__EXERCISE__
Read the listing below and copy out every line that holds "tham".

__ENTRIES SHOWN__
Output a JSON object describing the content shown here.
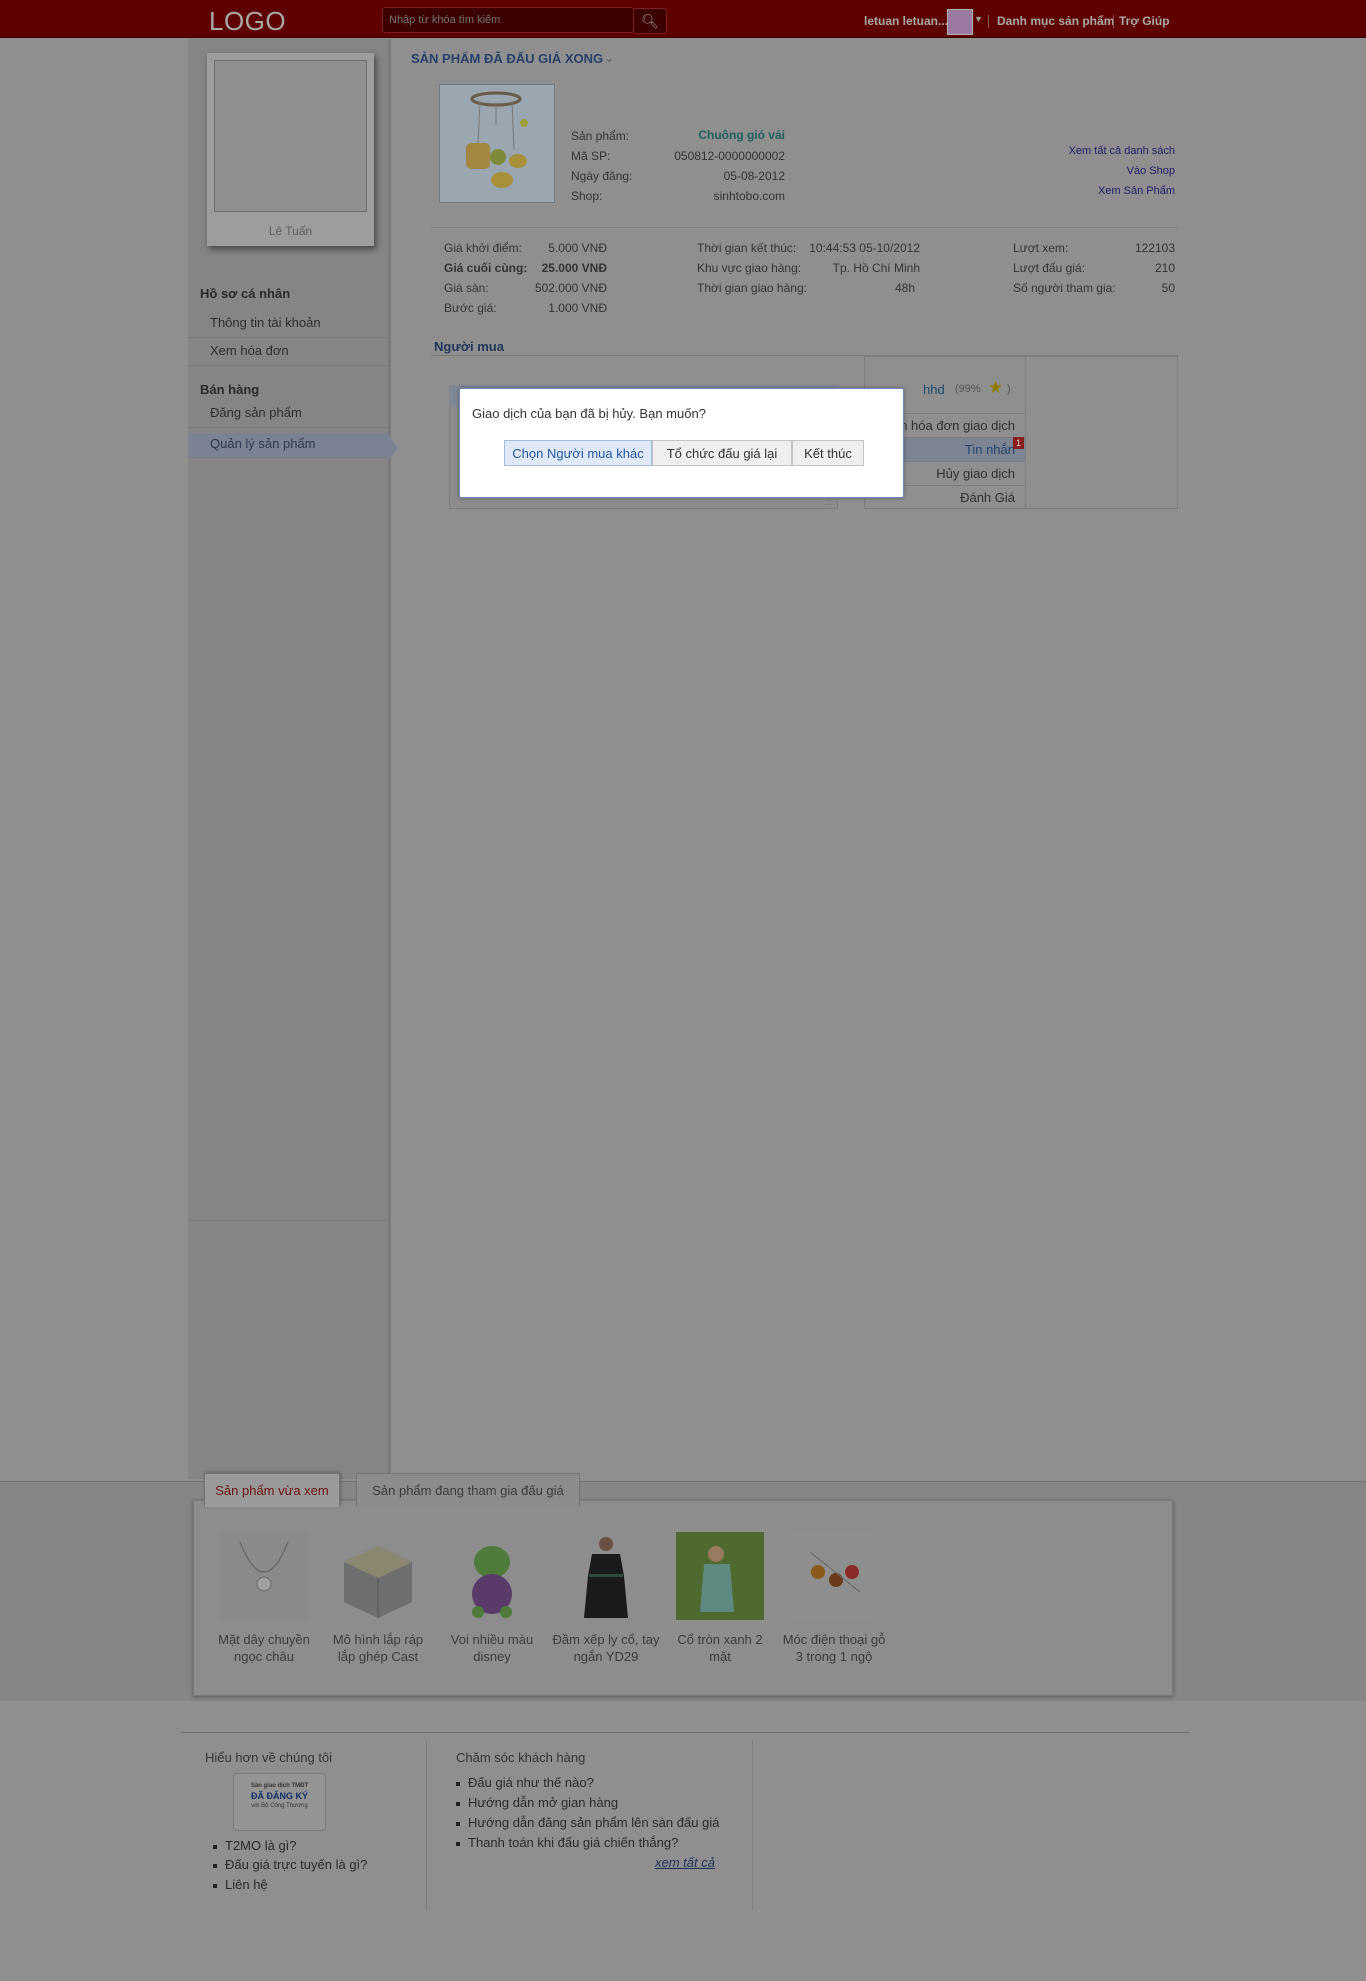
{
  "header": {
    "logo": "LOGO",
    "search_placeholder": "Nhập từ khóa tìm kiếm",
    "user_name": "letuan letuan...",
    "nav_categories": "Danh mục sản phẩm",
    "nav_help": "Trợ Giúp"
  },
  "sidebar": {
    "profile_name": "Lê Tuấn",
    "profile_section": "Hồ sơ cá nhân",
    "items_profile": [
      "Thông tin tài khoản",
      "Xem hóa đơn"
    ],
    "selling_section": "Bán hàng",
    "items_selling": [
      "Đăng sản phẩm",
      "Quản lý sản phẩm"
    ]
  },
  "main": {
    "section_title": "SẢN PHẨM ĐÃ ĐẤU GIÁ XONG",
    "product": {
      "label_name": "Sản phẩm:",
      "name": "Chuông gió vải",
      "label_code": "Mã SP:",
      "code": "050812-0000000002",
      "label_date": "Ngày đăng:",
      "date": "05-08-2012",
      "label_shop": "Shop:",
      "shop": "sinhtobo.com"
    },
    "links": [
      "Xem tất cả danh sách",
      "Vào Shop",
      "Xem Sản Phẩm"
    ],
    "prices": [
      {
        "label": "Giá khởi điểm:",
        "value": "5.000 VNĐ"
      },
      {
        "label": "Giá cuối cùng:",
        "value": "25.000 VNĐ"
      },
      {
        "label": "Giá sàn:",
        "value": "502.000 VNĐ"
      },
      {
        "label": "Bước giá:",
        "value": "1.000 VNĐ"
      }
    ],
    "delivery": [
      {
        "label": "Thời gian kết thúc:",
        "value": "10:44:53 05-10/2012"
      },
      {
        "label": "Khu vực giao hàng:",
        "value": "Tp. Hồ Chí Minh"
      },
      {
        "label": "Thời gian giao hàng:",
        "value": "48h"
      }
    ],
    "stats": [
      {
        "label": "Lượt xem:",
        "value": "122103"
      },
      {
        "label": "Lượt đấu giá:",
        "value": "210"
      },
      {
        "label": "Số người tham gia:",
        "value": "50"
      }
    ],
    "buyers_title": "Người mua",
    "buyer": {
      "name": "hhd",
      "rating_open": "(99%",
      "rating_close": ")"
    },
    "actions": [
      "n hóa đơn giao dịch",
      "Tin nhắn",
      "Hủy giao dịch",
      "Đánh Giá"
    ],
    "message_badge": "1"
  },
  "dialog": {
    "text": "Giao dịch của bạn đã bị hủy. Bạn muốn?",
    "btn_other": "Chọn Người mua khác",
    "btn_relist": "Tổ chức đấu giá lại",
    "btn_end": "Kết thúc"
  },
  "bottom": {
    "tab_recent": "Sản phẩm vừa xem",
    "tab_bidding": "Sản phẩm đang tham gia đấu giá",
    "products": [
      {
        "name": "Mặt dây chuyền ngọc châu"
      },
      {
        "name": "Mô hình lắp ráp lắp ghép Cast"
      },
      {
        "name": "Voi nhiều màu disney"
      },
      {
        "name": "Đầm xếp ly cổ, tay ngắn YD29"
      },
      {
        "name": "Cổ tròn xanh 2 mặt"
      },
      {
        "name": "Móc điện thoại gỗ 3 trong 1 ngộ"
      }
    ]
  },
  "footer": {
    "about_title": "Hiểu hơn về chúng tôi",
    "badge": {
      "line1": "Sàn giao dịch TMĐT",
      "line2": "ĐÃ ĐĂNG KÝ",
      "line3": "với Bộ Công Thương"
    },
    "about_links": [
      "T2MO là gì?",
      "Đấu giá trực tuyến là gì?",
      "Liên hệ"
    ],
    "care_title": "Chăm sóc khách hàng",
    "care_links": [
      "Đấu giá như thế nào?",
      "Hướng dẫn mở gian hàng",
      "Hướng dẫn đăng sản phẩm lên sàn đấu giá",
      "Thanh toán khi đấu giá chiến thắng?"
    ],
    "see_all": "xem tất cả"
  }
}
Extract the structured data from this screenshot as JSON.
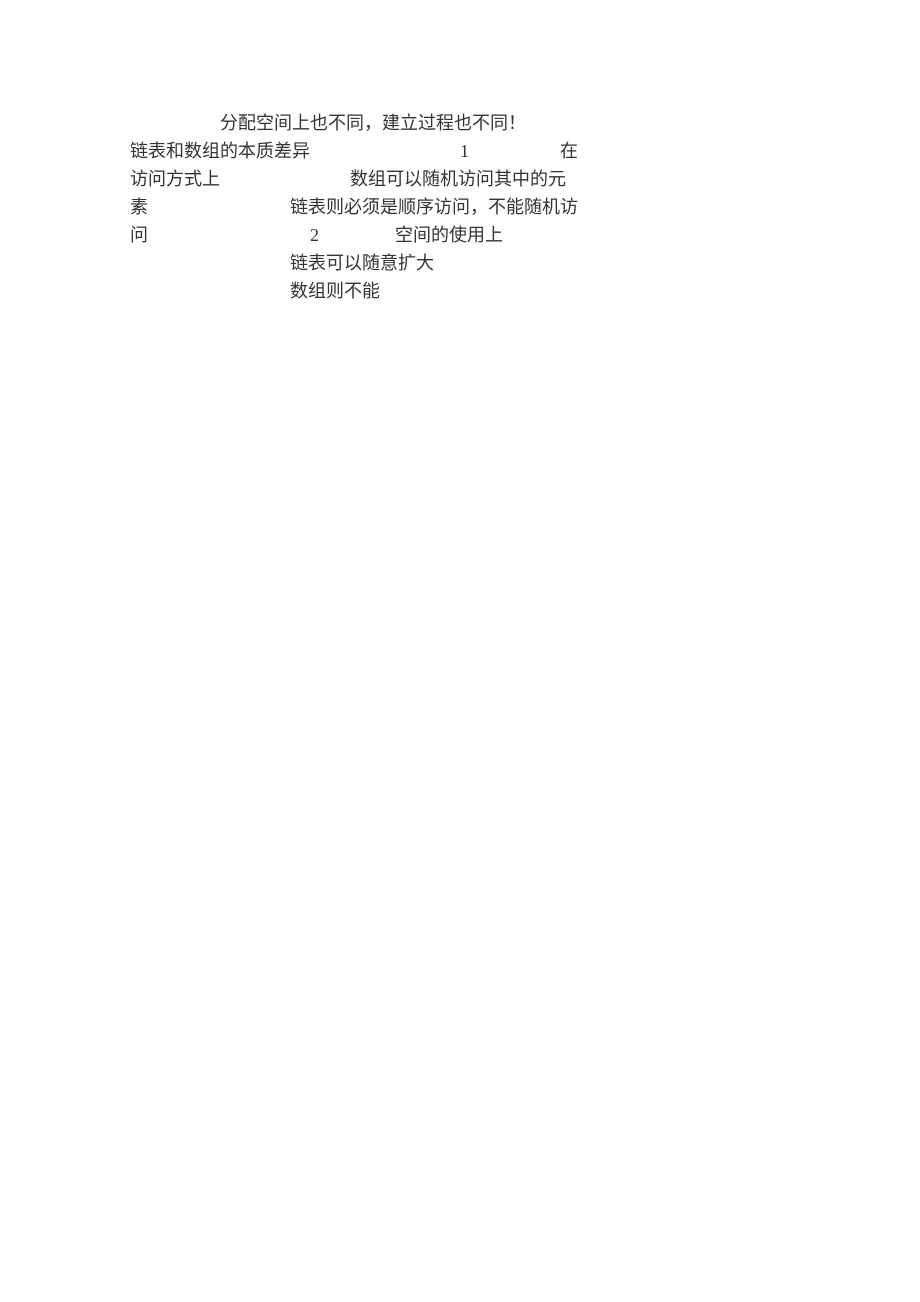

__TASK OUTPUT__
        "label": "Số người tham gia:",
    "tab_bidding": "Sản phẩm đang tham gia đấu giá",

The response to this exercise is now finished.